<<<<

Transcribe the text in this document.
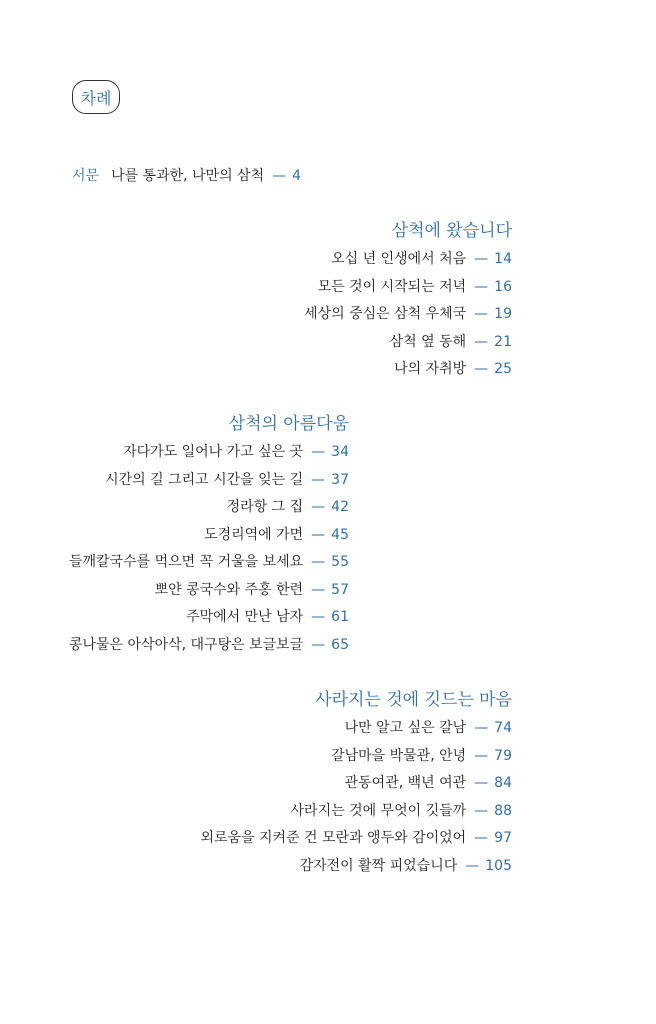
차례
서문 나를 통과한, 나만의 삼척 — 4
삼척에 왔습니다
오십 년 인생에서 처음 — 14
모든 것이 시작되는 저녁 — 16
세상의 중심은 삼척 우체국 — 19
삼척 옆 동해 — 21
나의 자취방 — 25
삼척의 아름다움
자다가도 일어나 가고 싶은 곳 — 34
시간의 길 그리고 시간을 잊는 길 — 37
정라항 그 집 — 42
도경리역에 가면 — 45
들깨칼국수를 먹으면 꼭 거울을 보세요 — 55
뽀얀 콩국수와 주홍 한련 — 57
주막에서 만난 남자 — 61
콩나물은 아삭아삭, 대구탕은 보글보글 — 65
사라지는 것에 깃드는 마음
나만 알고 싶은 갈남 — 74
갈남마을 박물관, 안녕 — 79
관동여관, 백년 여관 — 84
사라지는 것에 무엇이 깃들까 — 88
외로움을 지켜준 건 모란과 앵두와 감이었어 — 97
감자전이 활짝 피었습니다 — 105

>>>>
<<<<

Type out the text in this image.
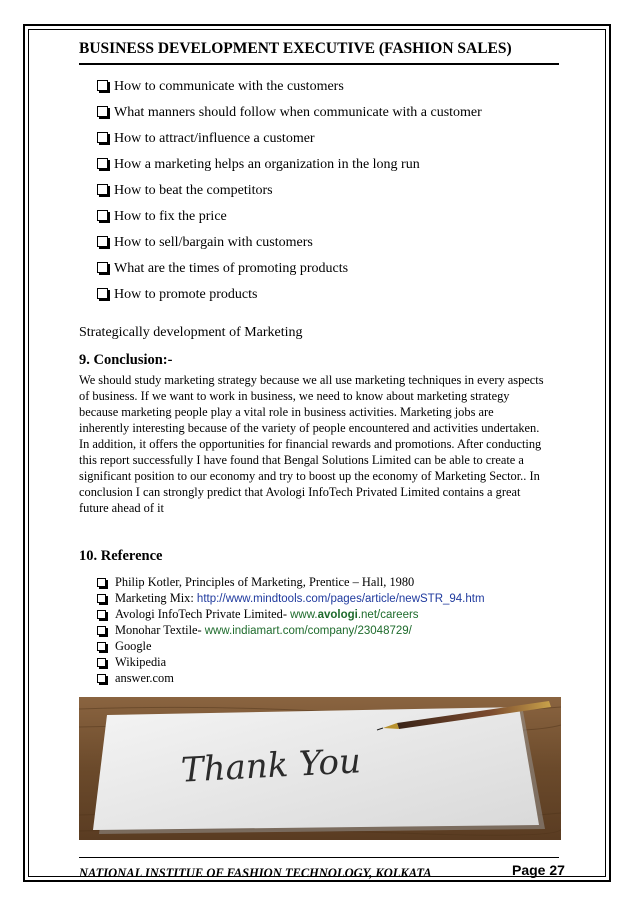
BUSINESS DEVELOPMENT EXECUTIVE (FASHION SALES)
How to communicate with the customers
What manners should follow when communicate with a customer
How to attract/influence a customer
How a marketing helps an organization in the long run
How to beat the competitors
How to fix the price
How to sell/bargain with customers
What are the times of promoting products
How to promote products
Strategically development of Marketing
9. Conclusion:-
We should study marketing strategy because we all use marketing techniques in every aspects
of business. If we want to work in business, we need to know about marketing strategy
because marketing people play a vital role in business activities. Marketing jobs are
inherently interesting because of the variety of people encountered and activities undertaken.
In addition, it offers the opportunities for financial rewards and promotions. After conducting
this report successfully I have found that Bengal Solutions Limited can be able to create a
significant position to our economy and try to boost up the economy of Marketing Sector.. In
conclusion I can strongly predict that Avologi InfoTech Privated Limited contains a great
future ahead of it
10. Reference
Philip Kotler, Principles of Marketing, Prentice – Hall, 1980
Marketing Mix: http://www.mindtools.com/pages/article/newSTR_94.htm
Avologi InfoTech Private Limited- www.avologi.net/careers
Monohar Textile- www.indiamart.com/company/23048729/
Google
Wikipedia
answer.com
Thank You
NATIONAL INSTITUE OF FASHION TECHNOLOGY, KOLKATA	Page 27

>>>>
<<<<

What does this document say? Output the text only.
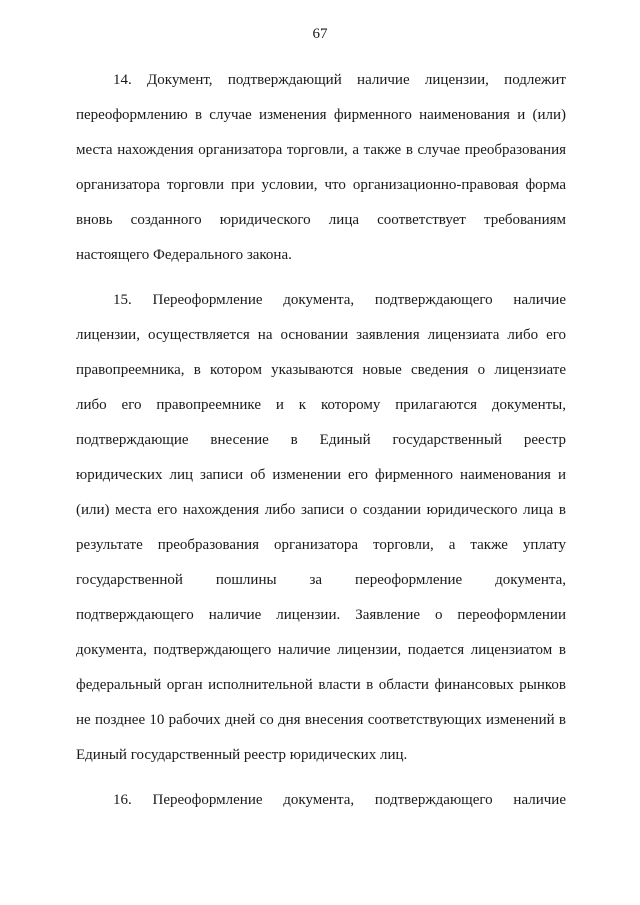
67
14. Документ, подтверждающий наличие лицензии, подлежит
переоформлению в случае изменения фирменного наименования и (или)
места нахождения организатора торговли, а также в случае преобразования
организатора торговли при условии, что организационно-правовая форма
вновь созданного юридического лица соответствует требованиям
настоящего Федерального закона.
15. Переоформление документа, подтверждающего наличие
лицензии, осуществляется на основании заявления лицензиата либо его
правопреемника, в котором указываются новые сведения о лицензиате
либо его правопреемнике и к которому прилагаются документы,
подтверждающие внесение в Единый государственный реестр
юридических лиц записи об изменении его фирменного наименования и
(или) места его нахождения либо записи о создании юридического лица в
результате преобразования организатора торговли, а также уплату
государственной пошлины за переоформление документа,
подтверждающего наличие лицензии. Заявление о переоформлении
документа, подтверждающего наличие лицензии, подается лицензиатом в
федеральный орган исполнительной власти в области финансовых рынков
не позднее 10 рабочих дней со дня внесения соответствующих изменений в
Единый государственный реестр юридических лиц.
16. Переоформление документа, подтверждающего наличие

>>>>

What needs to be done: Looking at the records above, report how many lines contain the word "подтверждающего". Answer with the number only.

Answer below: 4